Task description: From the listing below, extract every line in which the word "marker" appears.

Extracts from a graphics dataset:
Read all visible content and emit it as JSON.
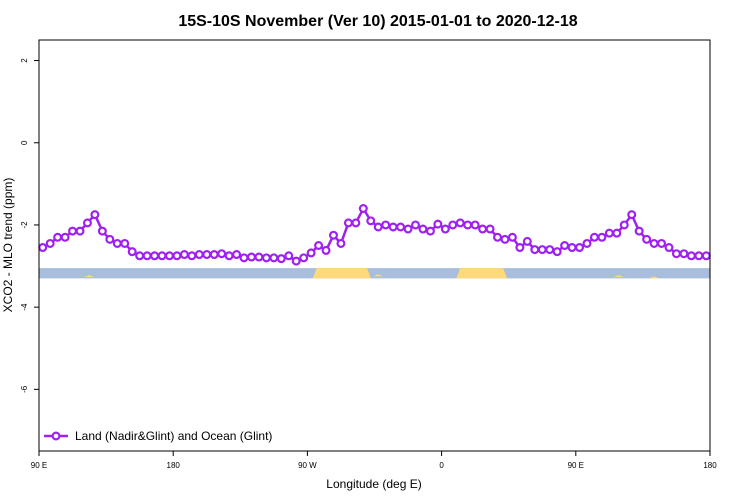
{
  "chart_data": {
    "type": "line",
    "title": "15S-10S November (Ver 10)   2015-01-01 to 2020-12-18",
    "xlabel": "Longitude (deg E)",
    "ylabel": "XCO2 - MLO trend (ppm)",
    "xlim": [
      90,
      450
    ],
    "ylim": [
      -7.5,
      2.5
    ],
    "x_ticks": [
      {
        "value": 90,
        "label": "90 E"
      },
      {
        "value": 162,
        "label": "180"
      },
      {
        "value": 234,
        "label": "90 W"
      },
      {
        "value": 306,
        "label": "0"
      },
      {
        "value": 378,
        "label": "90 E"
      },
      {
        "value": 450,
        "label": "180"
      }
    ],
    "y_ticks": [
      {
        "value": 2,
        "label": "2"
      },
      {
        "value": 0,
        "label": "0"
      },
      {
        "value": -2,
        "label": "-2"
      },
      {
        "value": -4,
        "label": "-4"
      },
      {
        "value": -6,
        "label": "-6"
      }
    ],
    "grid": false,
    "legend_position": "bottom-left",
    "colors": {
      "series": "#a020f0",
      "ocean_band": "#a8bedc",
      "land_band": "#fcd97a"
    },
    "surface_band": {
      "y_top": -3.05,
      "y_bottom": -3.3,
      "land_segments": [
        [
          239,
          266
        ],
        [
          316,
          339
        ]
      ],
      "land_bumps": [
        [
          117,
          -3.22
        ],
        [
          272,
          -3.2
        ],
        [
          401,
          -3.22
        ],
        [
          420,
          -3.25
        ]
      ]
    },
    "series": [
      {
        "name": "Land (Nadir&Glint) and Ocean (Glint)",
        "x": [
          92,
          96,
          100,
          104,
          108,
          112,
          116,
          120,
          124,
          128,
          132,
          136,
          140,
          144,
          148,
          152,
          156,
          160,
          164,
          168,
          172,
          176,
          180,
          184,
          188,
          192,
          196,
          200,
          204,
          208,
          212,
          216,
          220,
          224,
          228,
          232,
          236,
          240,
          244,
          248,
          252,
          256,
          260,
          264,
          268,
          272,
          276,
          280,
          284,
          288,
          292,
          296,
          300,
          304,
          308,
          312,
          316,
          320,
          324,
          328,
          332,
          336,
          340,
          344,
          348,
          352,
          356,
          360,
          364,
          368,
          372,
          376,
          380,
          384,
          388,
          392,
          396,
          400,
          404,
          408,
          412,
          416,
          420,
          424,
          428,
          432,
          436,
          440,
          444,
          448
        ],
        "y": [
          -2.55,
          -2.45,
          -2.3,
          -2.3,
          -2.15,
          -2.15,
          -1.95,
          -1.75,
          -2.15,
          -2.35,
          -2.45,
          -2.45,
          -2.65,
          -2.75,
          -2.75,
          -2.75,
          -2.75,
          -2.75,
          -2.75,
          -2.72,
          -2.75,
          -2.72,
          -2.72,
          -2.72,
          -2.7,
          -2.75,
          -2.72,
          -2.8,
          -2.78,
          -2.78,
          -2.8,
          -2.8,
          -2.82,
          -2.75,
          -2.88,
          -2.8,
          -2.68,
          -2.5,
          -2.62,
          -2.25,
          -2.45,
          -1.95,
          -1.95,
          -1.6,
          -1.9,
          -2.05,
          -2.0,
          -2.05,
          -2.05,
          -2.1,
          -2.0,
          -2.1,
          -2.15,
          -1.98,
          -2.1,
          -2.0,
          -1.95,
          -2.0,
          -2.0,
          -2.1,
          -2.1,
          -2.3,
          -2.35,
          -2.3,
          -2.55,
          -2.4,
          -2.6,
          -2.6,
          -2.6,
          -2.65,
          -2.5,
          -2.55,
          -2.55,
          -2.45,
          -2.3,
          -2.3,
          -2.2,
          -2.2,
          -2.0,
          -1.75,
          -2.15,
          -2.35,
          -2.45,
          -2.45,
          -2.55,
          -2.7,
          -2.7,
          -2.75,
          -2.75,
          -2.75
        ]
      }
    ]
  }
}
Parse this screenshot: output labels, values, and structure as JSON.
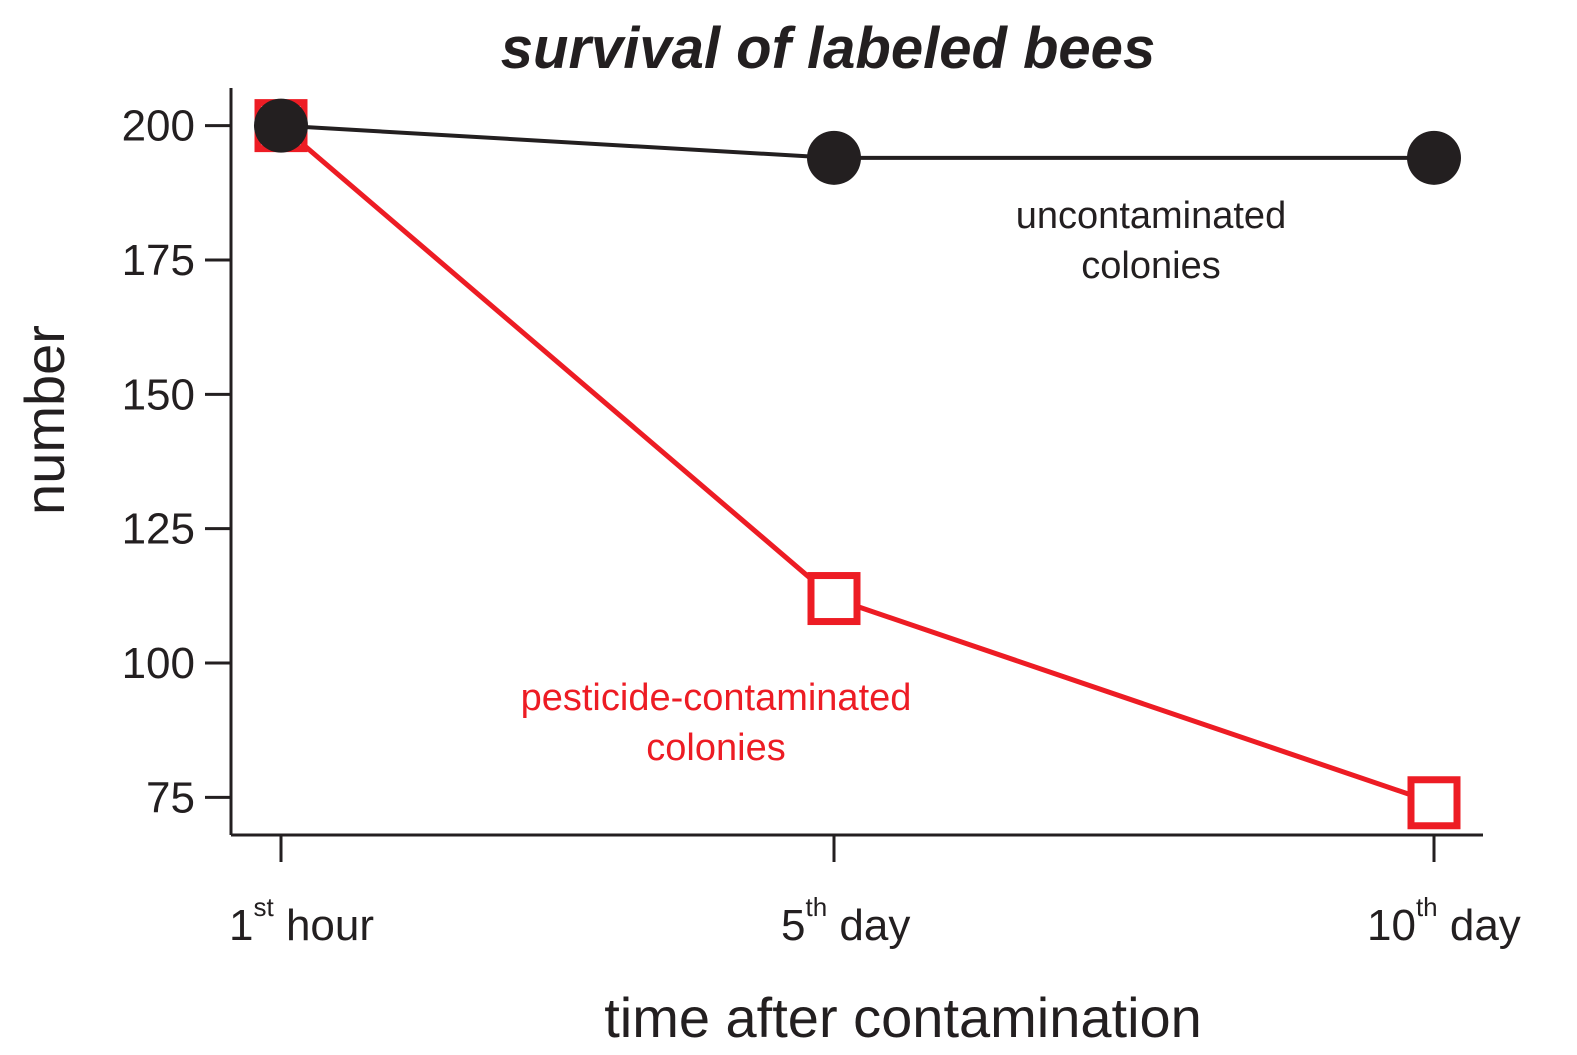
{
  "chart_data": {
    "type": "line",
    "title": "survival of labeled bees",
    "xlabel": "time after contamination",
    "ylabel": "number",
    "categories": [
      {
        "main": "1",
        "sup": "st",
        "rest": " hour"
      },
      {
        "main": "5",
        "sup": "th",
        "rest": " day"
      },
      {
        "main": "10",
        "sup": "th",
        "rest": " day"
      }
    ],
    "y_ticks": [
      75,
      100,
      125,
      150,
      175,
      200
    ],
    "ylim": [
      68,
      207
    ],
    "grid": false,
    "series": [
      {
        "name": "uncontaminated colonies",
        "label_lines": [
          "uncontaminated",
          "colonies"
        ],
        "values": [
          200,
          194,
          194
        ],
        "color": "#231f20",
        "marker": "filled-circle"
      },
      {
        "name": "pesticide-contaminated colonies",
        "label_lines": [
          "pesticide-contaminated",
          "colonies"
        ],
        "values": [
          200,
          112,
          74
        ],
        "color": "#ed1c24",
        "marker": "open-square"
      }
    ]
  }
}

Exercise result:
        "marker": "filled-circle"
        "marker": "open-square"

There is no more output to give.